§ **Job**
Look for the string "pacjentów" in the lines and copy each line that has it.

* begin Given records *

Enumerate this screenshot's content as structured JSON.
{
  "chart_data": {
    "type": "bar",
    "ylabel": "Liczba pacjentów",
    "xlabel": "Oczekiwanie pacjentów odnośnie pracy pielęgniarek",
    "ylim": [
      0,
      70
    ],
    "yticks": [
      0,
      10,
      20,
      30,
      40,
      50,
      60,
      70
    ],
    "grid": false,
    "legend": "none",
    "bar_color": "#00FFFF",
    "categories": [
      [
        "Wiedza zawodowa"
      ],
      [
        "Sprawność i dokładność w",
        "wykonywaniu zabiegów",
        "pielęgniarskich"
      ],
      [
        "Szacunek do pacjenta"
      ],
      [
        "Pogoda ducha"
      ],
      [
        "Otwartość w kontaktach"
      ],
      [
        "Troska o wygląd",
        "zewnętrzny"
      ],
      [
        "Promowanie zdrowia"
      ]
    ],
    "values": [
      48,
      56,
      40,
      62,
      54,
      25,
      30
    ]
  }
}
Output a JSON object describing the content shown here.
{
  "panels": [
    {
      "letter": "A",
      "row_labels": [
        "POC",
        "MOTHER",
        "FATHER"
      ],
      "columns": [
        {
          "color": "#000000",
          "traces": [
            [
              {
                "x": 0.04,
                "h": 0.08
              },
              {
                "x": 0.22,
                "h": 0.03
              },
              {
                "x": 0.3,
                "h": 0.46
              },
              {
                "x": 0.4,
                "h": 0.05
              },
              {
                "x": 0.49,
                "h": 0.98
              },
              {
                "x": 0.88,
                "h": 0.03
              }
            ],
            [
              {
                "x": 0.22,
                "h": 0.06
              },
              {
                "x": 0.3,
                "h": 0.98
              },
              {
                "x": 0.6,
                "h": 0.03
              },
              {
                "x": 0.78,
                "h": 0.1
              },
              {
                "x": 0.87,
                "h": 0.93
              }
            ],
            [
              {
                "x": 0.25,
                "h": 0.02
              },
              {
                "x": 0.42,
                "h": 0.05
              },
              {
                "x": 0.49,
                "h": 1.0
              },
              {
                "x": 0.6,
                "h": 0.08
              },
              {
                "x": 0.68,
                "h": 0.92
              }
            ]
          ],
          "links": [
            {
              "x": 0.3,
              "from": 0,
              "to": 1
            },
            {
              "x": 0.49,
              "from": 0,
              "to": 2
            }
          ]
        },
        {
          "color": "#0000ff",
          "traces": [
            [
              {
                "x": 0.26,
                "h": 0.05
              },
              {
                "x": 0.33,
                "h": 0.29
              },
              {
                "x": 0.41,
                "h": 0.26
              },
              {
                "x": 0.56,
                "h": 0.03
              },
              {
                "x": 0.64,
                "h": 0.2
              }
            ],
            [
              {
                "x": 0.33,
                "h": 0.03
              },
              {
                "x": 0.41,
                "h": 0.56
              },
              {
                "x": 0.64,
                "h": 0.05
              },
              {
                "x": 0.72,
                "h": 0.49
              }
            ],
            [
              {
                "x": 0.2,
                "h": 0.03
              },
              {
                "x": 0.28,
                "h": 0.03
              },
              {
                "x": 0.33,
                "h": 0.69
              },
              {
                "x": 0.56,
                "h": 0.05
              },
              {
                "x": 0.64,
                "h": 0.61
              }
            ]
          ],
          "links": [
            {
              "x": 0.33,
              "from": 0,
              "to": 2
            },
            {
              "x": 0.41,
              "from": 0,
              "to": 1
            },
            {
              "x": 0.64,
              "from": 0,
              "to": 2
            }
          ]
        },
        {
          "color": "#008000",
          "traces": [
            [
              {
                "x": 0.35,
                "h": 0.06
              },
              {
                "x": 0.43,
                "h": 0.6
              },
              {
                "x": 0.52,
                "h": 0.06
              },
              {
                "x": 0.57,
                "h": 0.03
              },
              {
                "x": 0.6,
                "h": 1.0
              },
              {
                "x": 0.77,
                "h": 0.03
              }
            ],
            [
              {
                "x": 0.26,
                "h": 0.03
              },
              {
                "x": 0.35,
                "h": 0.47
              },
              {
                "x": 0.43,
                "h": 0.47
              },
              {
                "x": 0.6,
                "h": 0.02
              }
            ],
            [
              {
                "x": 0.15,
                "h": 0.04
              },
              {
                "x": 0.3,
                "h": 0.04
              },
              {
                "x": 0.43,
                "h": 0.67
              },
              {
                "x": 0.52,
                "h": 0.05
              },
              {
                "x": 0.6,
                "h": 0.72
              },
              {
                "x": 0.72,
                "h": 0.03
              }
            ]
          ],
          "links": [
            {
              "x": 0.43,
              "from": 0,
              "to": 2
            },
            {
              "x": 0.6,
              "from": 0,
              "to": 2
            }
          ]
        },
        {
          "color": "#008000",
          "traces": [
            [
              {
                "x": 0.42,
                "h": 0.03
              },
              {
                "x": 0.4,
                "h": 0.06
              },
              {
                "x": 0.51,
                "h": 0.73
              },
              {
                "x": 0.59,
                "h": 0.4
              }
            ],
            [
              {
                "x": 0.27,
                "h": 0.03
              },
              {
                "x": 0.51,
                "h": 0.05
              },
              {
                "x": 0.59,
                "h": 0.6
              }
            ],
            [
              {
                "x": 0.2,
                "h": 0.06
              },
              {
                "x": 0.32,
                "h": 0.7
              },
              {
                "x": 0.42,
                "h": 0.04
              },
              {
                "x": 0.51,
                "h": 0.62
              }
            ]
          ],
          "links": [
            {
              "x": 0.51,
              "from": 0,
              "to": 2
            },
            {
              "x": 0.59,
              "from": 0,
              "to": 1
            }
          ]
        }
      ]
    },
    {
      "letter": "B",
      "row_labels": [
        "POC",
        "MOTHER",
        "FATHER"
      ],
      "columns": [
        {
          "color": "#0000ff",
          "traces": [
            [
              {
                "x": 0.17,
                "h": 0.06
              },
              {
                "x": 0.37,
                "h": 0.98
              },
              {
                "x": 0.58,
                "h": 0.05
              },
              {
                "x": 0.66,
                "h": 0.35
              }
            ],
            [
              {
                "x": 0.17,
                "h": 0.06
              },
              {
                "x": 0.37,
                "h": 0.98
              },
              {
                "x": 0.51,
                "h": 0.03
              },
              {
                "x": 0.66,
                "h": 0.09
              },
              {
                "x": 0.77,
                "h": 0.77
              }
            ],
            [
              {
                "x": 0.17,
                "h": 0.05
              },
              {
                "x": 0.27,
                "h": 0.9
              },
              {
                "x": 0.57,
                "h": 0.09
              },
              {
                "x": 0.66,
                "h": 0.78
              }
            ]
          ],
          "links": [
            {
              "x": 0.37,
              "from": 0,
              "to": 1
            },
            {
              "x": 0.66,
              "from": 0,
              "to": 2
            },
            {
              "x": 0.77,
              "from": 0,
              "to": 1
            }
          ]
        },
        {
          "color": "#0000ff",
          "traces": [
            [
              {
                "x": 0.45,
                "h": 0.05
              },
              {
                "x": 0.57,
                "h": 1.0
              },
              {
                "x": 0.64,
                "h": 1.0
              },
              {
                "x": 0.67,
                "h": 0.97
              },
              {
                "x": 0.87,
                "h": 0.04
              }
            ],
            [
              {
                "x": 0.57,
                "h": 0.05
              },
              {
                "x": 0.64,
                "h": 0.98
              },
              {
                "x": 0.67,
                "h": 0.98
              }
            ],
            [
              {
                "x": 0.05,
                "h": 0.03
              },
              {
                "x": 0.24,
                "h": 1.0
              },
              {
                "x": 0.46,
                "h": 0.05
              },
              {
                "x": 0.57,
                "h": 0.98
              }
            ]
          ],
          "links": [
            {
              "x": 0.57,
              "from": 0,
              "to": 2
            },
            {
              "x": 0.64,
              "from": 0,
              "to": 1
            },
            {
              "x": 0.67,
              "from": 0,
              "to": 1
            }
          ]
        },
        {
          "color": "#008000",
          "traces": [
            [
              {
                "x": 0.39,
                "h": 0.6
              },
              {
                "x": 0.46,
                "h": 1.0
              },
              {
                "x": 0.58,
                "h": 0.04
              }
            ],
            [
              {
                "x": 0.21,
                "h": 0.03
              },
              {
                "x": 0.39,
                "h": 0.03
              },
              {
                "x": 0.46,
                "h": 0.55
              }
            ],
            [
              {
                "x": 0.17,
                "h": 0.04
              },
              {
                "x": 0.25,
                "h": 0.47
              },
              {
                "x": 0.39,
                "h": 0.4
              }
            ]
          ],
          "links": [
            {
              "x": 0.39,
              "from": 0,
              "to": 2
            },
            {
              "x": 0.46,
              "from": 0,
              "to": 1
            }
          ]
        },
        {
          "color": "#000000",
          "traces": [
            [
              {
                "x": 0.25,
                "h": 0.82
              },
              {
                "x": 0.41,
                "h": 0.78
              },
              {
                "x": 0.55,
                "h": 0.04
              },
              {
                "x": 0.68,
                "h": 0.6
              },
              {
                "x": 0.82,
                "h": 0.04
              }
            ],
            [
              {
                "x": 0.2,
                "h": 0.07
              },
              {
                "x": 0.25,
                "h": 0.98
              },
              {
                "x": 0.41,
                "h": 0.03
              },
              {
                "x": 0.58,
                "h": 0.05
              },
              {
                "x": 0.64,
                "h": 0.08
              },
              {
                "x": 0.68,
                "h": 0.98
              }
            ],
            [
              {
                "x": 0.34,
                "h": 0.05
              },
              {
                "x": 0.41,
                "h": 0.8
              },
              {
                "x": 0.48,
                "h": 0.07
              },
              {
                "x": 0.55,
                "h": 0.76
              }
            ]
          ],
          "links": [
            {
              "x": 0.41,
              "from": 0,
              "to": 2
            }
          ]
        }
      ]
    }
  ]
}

* end Given records *

§ **The result**
    "ylabel": "Liczba pacjentów",
    "xlabel": "Oczekiwanie pacjentów odnośnie pracy pielęgniarek",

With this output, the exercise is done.